Yes, in the container scenario, if swap is enabled on the server and
the customer's
container requires 10GB of memory, we only need to set
memory.memsw.limit_in_bytes=10GB, and the kernel can automatically swap out
part of the business container's memory to swap according to the server's memory
pressure, and it can be fully guaranteed that the customer's container
will not use
more memory because swap is enabled on the server.
>
Re: [External] Re: [RFC 2/5] memcontrol: add boot option to enable memsw account on dfl
Posted by Michal Koutný 8 months, 1 week ago
On Thu, Apr 03, 2025 at 05:16:45PM +0800, jingxiang zeng <jingxiangzeng.cas@gmail.com> wrote:
> > We encountered an issue, which is also a real use case. With memory offloading,
> > we can move some cold pages to swap. Suppose an application’s peak memory
> > usage at certain times is 10GB, while at other times, it exists in a
> > combination of
> > memory and swap. If we set limits on memory or swap separately, it would lack
> > flexibility—sometimes it needs 1GB memory + 9GB swap, sometimes 5GB
> > memory + 5GB swap, or even 10GB memory + 0GB swap. Therefore, we strongly
> > hope to use the mem+swap charging method in cgroupv2

App's peak need determines memory.max=10G.
The apparent flexibility is dependency on how much competitors the app
has. It can run 5GB memory + 5GB swap with some competition or 1GB
memory + 9 GB with different competition (more memory demanding).
If you want to prevent faulty app to eating up all of swap for itself
(like it's possible with memsw), you may define some memory.swap.max.

Tasks and exercises:
A) In the cgroup memory-and-swap discussion, which limit does the reply suggest defining to keep a faulty app from using up all of the swap?
B) Explain why, according to the cgroup memory-and-swap discussion, setting separate limits on memory and on swap would lack flexibility.
C) Resume the cgroup memory-and-swap discussion after its final sentence.

Dataset content:
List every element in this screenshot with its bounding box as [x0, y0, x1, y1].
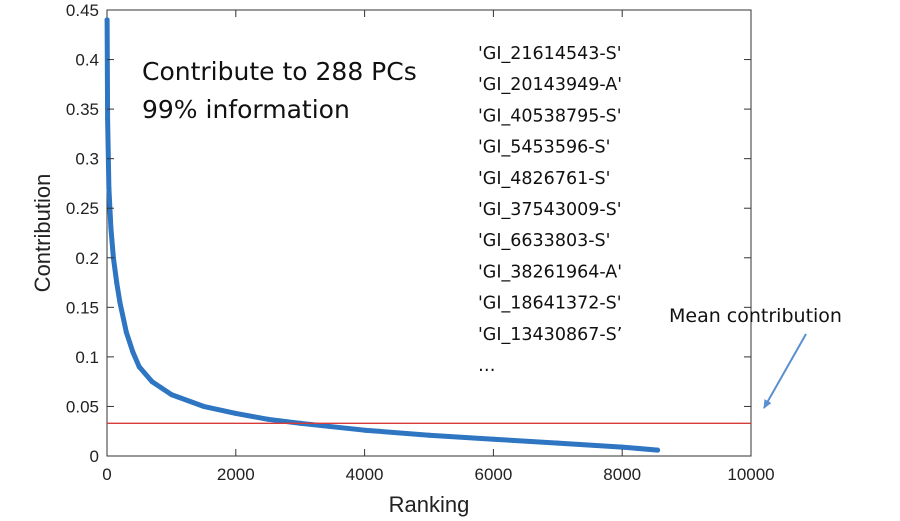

Answers to each task:
A) memory.swap.max

B) The application's 10GB peak is split between memory and swap in varying proportions. Sometimes it needs 1GB of memory plus 9GB of swap, sometimes 5GB plus 5GB, and sometimes 10GB of memory with no swap. Fixed separate limits cannot fit all of these cases.

C)
(There's no unique correspondence between this and original memsw value
since the cost of mem<->swap is variable.)


> Yes, in the container scenario, if swap is enabled on the server and
> the customer's container requires 10GB of memory, we only need to set
> memory.memsw.limit_in_bytes=10GB, and the kernel can automatically
> swap out part of the business container's memory to swap according to
> the server's memory pressure, and it can be fully guaranteed that the
> customer's container will not use more memory because swap is enabled
> on the server.

This made me consider various causes of the pressure:

- global pressure
  - it doesn't change memcg's total consuption (memsw.usage=const)
  - memsw limit does nothing
- self-memcg pressure
  - new allocations against own limit and memsw.usage hits memsw.limit
  - memsw.limit prevents new allocations that would extend swap
  - achievable with memory.swap.max=0
- ancestral pressure 
  - when sibling needs to allocate but limit is on ancestor
  - similar to global pressure (memsw.usage=const), self memsw.limit
    does nothing

- or there is no outer pressure but you want to prevent new allocations
  when something has been swapped out already
  - swapped out amount is a debt
    - memsw.limit behavior is suboptimal until the debt needs to be
      repaid
      - repay is when someone else needs the swap space

The above is a free flow of thoughts but I'd condense such conversions:
- memory.max := memory.memsw.limit_in_bytes
- memory.swap.max := anything between 0 and memory.memsw.limit_in_bytes

Did I fail to capture some mode where memsw limits were superior?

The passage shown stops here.